== EXERCISE AIM ==
Track down the lines that contain "које" and copy them.

== INPUT MATERIAL ==
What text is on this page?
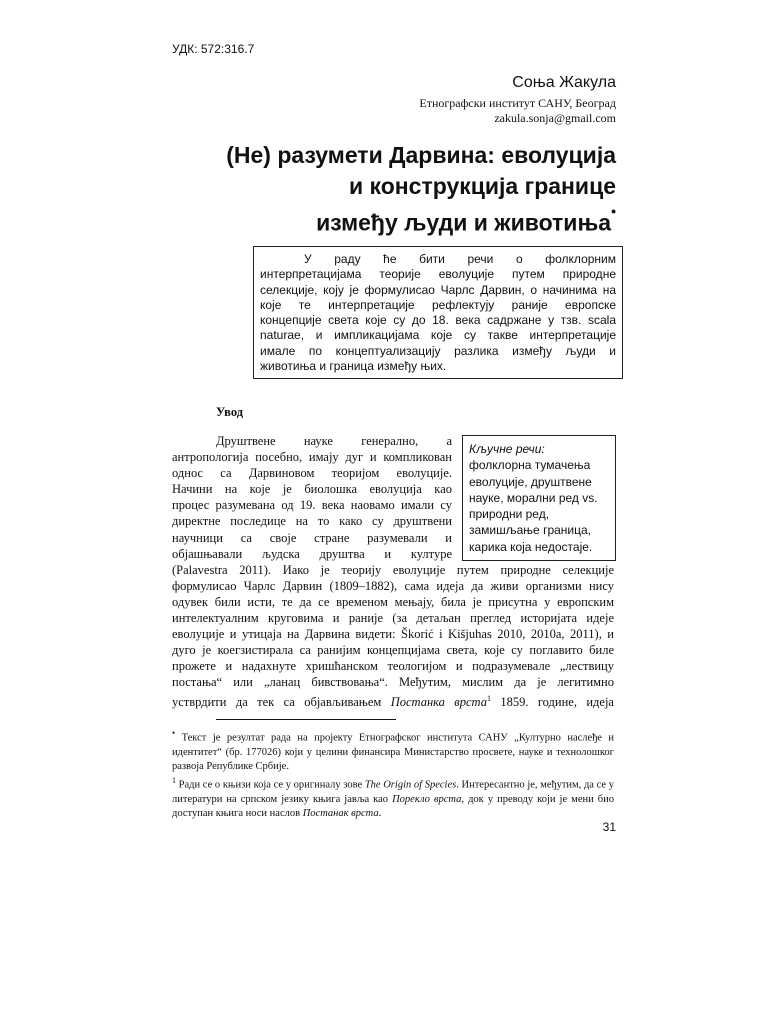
УДК: 572:316.7
Соња Жакула
Етнографски институт САНУ, Београд
zakula.sonja@gmail.com
(Не) разумети Дарвина: еволуција
и конструкција границе
између људи и животиња•
У раду ће бити речи о фолклорним
интерпретацијама теорије еволуције путем природне
селекције, коју је формулисао Чарлс Дарвин, о начинима на
које те интерпретације рефлектују раније европске
концепције света које су до 18. века садржане у тзв. scala
naturae, и импликацијама које су такве интерпретације
имале по концептуализацију разлика између људи и
животиња и граница између њих.
Увод
Кључне речи:
фолклорна тумачења еволуције, друштвене науке, морални ред vs. природни ред, замишљање граница, карика која недостаје.
Друштвене науке генерално, а
антропологија посебно, имају дуг и компликован
однос са Дарвиновом теоријом еволуције.
Начини на које је биолошка еволуција као
процес разумевана од 19. века наовамо имали су
директне последице на то како су друштвени
научници са своје стране разумевали и
објашњавали људска друштва и културе
(Palavestra 2011). Иако је теорију еволуције путем природне селекције
формулисао Чарлс Дарвин (1809–1882), сама идеја да живи организми нису
одувек били исти, те да се временом мењају, била је присутна у европским
интелектуалним круговима и раније (за детаљан преглед историјата идеје
еволуције и утицаја на Дарвина видети: Škorić i Kišjuhas 2010, 2010а, 2011), и
дуго је коегзистирала са ранијим концепцијама света, које су поглавито биле
прожете и надахнуте хришћанском теологијом и подразумевале „лествицу
постања“ или „ланац бивствовања“. Међутим, мислим да је легитимно
устврдити да тек са објављивањем Постанка врста$^1$ 1859. године, идеја
• Текст је резултат рада на пројекту Етнографског института САНУ „Културно наслеђе и идентитет“ (бр. 177026) који у целини финансира Министарство просвете, науке и технолошког развоја Републике Србије.
$^1$ Ради се о књизи која се у оригиналу зове The Origin of Species. Интересантно је, међутим, да се у литератури на српском језику књига јавља као Порекло врста, док у преводу који је мени био доступан књига носи наслов Постанак врста.
31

== TASK ANSWER ==
које те интерпретације рефлектују раније европске
концепције света које су до 18. века садржане у тзв. scala
naturae, и импликацијама које су такве интерпретације
Начини на које је биолошка еволуција као
дуго је коегзистирала са ранијим концепцијама света, које су поглавито биле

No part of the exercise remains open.